### Requirement
Quote all entries exactly, leaving pictures aside.

### Raw records
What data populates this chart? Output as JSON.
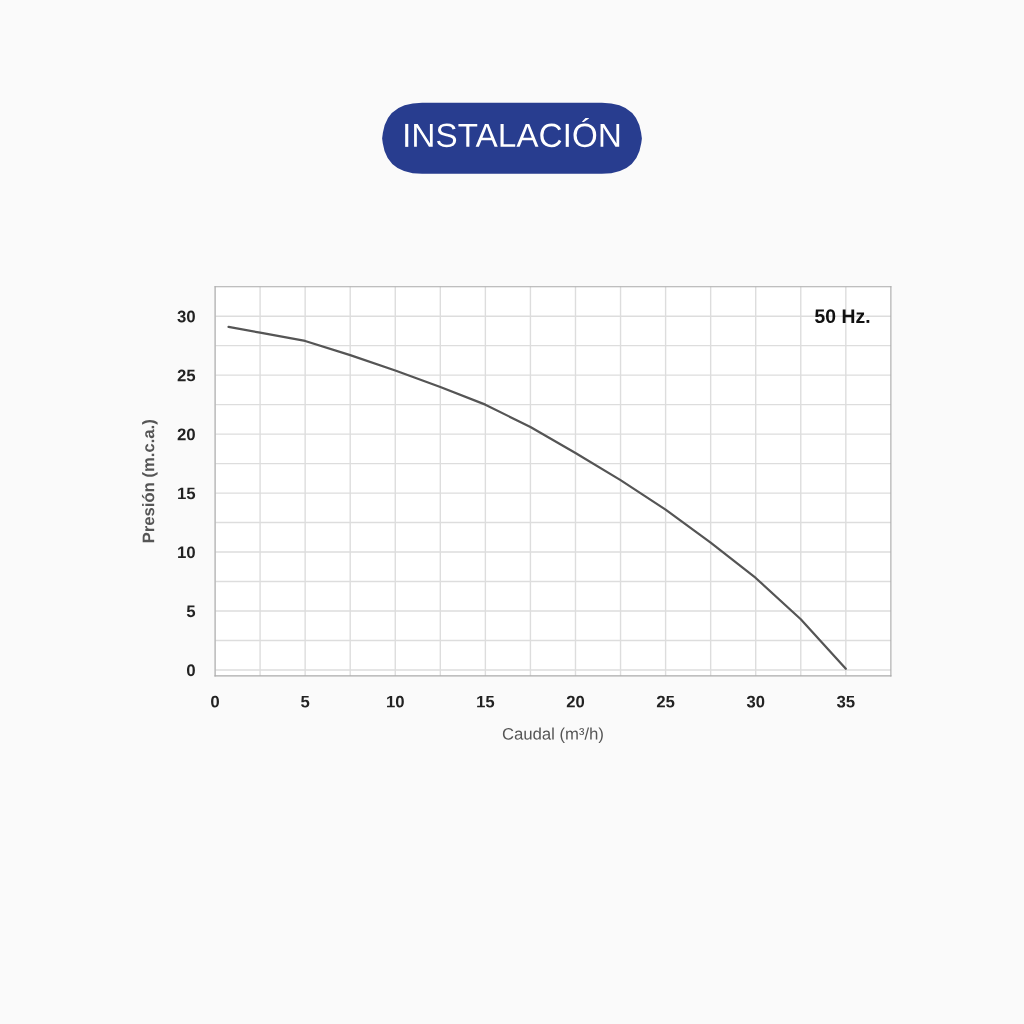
{
  "chart_data": {
    "type": "line",
    "title": "INSTALACIÓN",
    "xlabel": "Caudal (m³/h)",
    "ylabel": "Presión (m.c.a.)",
    "x": [
      0.75,
      2.5,
      5,
      7.5,
      10,
      12.5,
      15,
      17.5,
      20,
      22.5,
      25,
      27.5,
      30,
      32.5,
      35
    ],
    "series": [
      {
        "color": "#555555",
        "values": [
          29.1,
          28.6,
          27.9,
          26.7,
          25.4,
          24.0,
          22.5,
          20.6,
          18.4,
          16.1,
          13.6,
          10.8,
          7.8,
          4.3,
          0.1
        ]
      }
    ],
    "xlim": [
      0,
      37.5
    ],
    "ylim": [
      -0.5,
      32.5
    ],
    "xticks": [
      0,
      {
        "value": 2.5,
        "label": null
      },
      5,
      {
        "value": 7.5,
        "label": null
      },
      10,
      {
        "value": 12.5,
        "label": null
      },
      15,
      {
        "value": 17.5,
        "label": null
      },
      20,
      {
        "value": 22.5,
        "label": null
      },
      25,
      {
        "value": 27.5,
        "label": null
      },
      30,
      {
        "value": 32.5,
        "label": null
      },
      35
    ],
    "yticks": [
      0,
      {
        "value": 2.5,
        "label": null
      },
      5,
      {
        "value": 7.5,
        "label": null
      },
      10,
      {
        "value": 12.5,
        "label": null
      },
      15,
      {
        "value": 17.5,
        "label": null
      },
      20,
      {
        "value": 22.5,
        "label": null
      },
      25,
      {
        "value": 27.5,
        "label": null
      },
      30
    ],
    "grid": true,
    "line_style": "solid",
    "marker": "none",
    "legend": false,
    "annotations": [
      "50 Hz."
    ]
  }
}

### Exercise response
What data populates this chart? Output as JSON.
{
  "chart_data": {
    "type": "line",
    "title": "INSTALACIÓN",
    "xlabel": "Caudal (m³/h)",
    "ylabel": "Presión (m.c.a.)",
    "x": [
      0.75,
      2.5,
      5,
      7.5,
      10,
      12.5,
      15,
      17.5,
      20,
      22.5,
      25,
      27.5,
      30,
      32.5,
      35
    ],
    "series": [
      {
        "color": "#555555",
        "values": [
          29.1,
          28.6,
          27.9,
          26.7,
          25.4,
          24.0,
          22.5,
          20.6,
          18.4,
          16.1,
          13.6,
          10.8,
          7.8,
          4.3,
          0.1
        ]
      }
    ],
    "xlim": [
      0,
      37.5
    ],
    "ylim": [
      -0.5,
      32.5
    ],
    "xticks": [
      0,
      {
        "value": 2.5,
        "label": null
      },
      5,
      {
        "value": 7.5,
        "label": null
      },
      10,
      {
        "value": 12.5,
        "label": null
      },
      15,
      {
        "value": 17.5,
        "label": null
      },
      20,
      {
        "value": 22.5,
        "label": null
      },
      25,
      {
        "value": 27.5,
        "label": null
      },
      30,
      {
        "value": 32.5,
        "label": null
      },
      35
    ],
    "yticks": [
      0,
      {
        "value": 2.5,
        "label": null
      },
      5,
      {
        "value": 7.5,
        "label": null
      },
      10,
      {
        "value": 12.5,
        "label": null
      },
      15,
      {
        "value": 17.5,
        "label": null
      },
      20,
      {
        "value": 22.5,
        "label": null
      },
      25,
      {
        "value": 27.5,
        "label": null
      },
      30
    ],
    "grid": true,
    "line_style": "solid",
    "marker": "none",
    "legend": false,
    "annotations": [
      "50 Hz."
    ]
  }
}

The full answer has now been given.